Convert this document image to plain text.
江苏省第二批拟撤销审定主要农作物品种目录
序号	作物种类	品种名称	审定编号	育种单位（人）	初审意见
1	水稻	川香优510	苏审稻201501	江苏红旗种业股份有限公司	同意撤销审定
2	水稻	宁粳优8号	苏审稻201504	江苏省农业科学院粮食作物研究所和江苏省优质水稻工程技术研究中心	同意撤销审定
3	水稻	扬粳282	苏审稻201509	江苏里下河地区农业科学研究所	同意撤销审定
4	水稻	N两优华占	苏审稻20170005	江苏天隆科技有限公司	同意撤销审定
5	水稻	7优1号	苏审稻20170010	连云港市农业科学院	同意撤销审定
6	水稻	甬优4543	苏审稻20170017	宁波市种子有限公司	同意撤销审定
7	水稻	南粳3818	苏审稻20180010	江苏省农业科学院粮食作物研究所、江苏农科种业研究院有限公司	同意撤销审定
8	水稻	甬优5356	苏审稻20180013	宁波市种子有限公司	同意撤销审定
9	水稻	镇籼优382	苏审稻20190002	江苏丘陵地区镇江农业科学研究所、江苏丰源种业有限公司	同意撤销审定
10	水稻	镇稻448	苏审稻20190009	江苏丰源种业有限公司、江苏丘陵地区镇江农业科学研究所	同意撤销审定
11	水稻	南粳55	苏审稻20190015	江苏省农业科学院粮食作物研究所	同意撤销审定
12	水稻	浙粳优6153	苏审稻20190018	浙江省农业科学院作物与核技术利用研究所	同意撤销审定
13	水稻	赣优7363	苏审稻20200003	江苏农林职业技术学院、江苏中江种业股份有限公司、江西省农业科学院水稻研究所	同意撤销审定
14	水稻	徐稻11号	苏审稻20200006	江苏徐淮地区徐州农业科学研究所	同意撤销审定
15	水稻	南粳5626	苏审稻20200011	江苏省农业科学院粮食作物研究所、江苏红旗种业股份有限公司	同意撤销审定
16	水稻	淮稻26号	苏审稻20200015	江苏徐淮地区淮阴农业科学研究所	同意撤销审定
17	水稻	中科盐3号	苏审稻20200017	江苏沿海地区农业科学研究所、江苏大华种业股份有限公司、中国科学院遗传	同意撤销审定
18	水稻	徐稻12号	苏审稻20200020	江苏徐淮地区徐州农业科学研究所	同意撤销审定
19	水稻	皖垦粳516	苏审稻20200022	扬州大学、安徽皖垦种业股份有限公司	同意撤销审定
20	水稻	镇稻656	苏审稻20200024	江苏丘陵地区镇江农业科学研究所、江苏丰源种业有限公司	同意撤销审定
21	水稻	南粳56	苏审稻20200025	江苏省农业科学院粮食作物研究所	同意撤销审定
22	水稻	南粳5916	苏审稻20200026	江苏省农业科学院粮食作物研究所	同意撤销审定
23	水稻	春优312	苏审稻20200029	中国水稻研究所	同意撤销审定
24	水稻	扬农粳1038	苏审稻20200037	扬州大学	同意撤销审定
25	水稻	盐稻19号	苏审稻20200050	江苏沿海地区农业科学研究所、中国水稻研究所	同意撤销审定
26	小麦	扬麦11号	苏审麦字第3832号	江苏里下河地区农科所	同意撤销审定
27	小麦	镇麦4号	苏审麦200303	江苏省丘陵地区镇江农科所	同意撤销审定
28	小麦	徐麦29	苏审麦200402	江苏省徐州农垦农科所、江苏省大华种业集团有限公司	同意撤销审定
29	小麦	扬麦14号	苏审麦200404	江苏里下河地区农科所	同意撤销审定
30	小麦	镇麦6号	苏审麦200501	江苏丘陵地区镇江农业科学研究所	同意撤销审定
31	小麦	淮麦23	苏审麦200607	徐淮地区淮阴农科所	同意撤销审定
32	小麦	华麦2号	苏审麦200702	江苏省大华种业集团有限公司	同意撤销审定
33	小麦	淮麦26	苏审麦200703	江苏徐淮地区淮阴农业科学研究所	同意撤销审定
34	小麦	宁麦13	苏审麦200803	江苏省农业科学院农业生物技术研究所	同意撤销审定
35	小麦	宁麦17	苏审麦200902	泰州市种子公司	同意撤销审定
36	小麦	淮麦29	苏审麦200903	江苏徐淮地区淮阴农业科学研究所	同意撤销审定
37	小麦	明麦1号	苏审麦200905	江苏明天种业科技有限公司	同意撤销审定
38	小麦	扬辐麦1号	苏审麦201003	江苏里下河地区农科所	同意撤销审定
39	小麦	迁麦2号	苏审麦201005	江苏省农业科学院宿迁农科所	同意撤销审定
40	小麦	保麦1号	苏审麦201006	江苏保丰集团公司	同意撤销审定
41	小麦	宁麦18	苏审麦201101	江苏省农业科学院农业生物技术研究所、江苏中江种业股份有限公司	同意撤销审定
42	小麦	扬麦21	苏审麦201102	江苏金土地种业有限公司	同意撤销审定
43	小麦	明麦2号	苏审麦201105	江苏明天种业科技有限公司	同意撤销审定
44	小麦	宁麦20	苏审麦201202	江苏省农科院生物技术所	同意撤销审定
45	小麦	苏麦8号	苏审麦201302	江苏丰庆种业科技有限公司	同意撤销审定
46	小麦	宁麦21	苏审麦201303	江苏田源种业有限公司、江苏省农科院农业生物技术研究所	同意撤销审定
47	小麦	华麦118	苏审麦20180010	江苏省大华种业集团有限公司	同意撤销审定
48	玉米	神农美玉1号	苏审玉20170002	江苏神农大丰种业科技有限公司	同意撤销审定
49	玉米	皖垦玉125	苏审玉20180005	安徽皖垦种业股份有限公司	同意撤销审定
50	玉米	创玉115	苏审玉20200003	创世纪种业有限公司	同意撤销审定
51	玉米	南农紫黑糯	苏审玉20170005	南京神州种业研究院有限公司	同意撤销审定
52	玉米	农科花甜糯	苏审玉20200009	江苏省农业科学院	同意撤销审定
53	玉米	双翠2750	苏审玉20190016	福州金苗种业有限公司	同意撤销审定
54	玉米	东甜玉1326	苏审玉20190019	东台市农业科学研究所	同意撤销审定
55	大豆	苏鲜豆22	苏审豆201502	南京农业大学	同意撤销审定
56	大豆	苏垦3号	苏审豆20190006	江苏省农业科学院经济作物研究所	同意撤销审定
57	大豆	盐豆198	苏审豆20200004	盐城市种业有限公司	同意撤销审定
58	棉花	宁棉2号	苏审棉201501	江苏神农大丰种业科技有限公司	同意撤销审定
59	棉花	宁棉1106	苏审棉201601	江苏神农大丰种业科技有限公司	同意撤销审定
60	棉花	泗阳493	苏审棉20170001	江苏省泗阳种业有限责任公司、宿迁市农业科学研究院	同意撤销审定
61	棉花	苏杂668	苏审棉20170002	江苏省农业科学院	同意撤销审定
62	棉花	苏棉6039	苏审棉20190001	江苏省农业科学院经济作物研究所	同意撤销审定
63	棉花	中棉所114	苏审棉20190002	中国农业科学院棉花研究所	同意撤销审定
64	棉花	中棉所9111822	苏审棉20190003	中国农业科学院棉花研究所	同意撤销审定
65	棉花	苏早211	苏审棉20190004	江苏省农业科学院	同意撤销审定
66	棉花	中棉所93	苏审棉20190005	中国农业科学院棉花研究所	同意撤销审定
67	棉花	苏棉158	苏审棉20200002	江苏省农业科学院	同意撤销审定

..........

* Exercise brief *
Work out how many lines in the entries hold the string "江苏徐淮地区淮阴农业科学研究所". Your answer should consist solely of that number.

* Answer in full *
3